%%
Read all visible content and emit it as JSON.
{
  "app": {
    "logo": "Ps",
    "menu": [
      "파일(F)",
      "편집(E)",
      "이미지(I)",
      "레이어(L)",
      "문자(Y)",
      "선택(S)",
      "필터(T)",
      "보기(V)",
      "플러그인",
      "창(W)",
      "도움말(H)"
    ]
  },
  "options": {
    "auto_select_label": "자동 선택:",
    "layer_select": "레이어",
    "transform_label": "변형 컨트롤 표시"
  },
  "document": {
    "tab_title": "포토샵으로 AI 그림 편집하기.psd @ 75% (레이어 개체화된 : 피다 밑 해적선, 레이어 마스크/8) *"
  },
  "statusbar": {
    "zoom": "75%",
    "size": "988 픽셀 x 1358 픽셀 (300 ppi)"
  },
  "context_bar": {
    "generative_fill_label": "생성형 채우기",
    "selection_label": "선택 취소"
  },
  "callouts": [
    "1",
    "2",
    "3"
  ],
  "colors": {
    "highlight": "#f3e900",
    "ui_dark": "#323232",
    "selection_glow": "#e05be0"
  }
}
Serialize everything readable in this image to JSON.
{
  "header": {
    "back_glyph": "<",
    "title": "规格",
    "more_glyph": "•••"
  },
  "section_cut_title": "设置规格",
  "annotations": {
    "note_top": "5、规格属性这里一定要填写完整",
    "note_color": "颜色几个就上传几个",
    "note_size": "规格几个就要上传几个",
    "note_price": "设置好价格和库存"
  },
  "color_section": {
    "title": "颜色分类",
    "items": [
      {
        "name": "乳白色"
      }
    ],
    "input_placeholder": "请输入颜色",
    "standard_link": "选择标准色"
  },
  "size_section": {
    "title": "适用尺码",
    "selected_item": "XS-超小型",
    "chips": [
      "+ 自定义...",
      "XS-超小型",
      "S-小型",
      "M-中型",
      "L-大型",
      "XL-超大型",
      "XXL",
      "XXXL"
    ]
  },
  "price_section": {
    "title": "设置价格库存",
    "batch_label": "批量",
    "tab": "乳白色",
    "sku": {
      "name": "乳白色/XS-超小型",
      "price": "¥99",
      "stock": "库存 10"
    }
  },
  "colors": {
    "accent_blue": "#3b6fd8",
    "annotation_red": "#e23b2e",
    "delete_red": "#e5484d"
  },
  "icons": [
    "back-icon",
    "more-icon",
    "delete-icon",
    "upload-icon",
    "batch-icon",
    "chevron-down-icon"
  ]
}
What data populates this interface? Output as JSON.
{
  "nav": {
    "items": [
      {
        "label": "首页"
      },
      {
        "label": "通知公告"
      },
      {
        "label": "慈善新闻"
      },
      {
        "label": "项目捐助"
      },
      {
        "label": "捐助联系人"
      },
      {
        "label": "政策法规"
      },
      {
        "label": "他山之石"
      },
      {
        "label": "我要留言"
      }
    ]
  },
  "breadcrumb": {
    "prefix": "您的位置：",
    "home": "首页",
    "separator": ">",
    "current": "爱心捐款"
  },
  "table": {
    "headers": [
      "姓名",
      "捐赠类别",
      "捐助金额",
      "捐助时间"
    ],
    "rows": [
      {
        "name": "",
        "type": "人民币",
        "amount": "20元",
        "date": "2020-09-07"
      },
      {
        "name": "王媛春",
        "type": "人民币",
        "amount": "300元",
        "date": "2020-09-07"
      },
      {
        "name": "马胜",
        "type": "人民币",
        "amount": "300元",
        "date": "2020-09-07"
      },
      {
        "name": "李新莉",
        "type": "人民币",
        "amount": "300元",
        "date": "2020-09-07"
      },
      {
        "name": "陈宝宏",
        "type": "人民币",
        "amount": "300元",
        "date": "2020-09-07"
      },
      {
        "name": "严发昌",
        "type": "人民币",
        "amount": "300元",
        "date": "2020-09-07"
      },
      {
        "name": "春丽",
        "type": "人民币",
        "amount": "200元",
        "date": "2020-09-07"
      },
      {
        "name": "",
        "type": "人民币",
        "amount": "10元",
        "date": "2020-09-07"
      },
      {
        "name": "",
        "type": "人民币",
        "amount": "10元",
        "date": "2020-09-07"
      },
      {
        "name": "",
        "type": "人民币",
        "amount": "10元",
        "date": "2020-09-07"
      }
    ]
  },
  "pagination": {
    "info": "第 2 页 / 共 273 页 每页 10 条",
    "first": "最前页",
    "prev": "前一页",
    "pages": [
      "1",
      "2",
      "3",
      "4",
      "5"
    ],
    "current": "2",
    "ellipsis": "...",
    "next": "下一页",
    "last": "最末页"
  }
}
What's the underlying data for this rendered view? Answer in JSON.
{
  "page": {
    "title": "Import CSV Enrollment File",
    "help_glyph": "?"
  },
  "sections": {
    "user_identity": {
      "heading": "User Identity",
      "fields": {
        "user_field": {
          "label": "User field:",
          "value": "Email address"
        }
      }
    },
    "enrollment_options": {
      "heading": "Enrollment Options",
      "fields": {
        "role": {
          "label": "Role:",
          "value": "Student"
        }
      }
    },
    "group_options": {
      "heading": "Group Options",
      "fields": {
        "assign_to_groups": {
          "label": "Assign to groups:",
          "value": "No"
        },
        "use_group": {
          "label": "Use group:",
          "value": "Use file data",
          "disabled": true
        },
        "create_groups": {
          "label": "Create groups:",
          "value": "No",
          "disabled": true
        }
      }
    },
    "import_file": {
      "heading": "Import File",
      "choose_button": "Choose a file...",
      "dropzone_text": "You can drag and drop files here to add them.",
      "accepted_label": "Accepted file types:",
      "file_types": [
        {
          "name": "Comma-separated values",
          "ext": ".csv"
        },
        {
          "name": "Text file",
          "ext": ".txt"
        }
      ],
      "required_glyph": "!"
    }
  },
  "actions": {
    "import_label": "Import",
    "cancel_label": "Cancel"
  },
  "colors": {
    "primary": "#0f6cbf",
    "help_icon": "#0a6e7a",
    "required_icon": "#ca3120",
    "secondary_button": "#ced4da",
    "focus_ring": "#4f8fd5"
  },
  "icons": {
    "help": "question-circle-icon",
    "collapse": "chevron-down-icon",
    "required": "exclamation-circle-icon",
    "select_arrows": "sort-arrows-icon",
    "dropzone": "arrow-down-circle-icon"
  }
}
%%
> **REQUIREMENTS**: Above are the entries; count how many of their lines contain the word "data" and give only that number.

> **TASK SOLUTION**: 3